::: Supplied records
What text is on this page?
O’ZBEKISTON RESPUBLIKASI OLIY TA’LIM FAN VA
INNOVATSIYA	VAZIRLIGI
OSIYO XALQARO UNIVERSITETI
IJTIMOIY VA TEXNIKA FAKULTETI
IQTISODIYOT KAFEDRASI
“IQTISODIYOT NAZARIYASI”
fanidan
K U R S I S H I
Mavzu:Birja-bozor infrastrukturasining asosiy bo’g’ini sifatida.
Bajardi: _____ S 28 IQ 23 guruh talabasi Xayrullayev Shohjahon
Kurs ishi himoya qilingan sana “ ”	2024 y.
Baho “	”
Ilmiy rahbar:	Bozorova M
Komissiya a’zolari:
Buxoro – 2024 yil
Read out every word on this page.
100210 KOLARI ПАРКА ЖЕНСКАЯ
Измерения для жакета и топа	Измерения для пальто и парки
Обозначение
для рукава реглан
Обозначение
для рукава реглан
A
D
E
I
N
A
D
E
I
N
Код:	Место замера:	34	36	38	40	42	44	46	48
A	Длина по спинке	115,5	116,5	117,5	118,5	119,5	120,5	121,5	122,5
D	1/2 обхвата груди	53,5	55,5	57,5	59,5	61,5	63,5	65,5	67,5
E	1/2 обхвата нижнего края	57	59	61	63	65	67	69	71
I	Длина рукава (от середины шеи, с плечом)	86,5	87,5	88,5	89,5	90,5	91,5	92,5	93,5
::::::
_What is needed:_ Faithfully copy every entry, leaving nothing out.

_The response:_
What text is on this page?
O’ZBEKISTON RESPUBLIKASI OLIY TA’LIM FAN VA
INNOVATSIYA	VAZIRLIGI
OSIYO XALQARO UNIVERSITETI
IJTIMOIY VA TEXNIKA FAKULTETI
IQTISODIYOT KAFEDRASI
“IQTISODIYOT NAZARIYASI”
fanidan
K U R S I S H I
Mavzu:Birja-bozor infrastrukturasining asosiy bo’g’ini sifatida.
Bajardi: _____ S 28 IQ 23 guruh talabasi Xayrullayev Shohjahon
Kurs ishi himoya qilingan sana “ ”	2024 y.
Baho “	”
Ilmiy rahbar:	Bozorova M
Komissiya a’zolari:
Buxoro – 2024 yil
Read out every word on this page.
100210 KOLARI ПАРКА ЖЕНСКАЯ
Измерения для жакета и топа	Измерения для пальто и парки
Обозначение
для рукава реглан
Обозначение
для рукава реглан
A
D
E
I
N
A
D
E
I
N
Код:	Место замера:	34	36	38	40	42	44	46	48
A	Длина по спинке	115,5	116,5	117,5	118,5	119,5	120,5	121,5	122,5
D	1/2 обхвата груди	53,5	55,5	57,5	59,5	61,5	63,5	65,5	67,5
E	1/2 обхвата нижнего края	57	59	61	63	65	67	69	71
I	Длина рукава (от середины шеи, с плечом)	86,5	87,5	88,5	89,5	90,5	91,5	92,5	93,5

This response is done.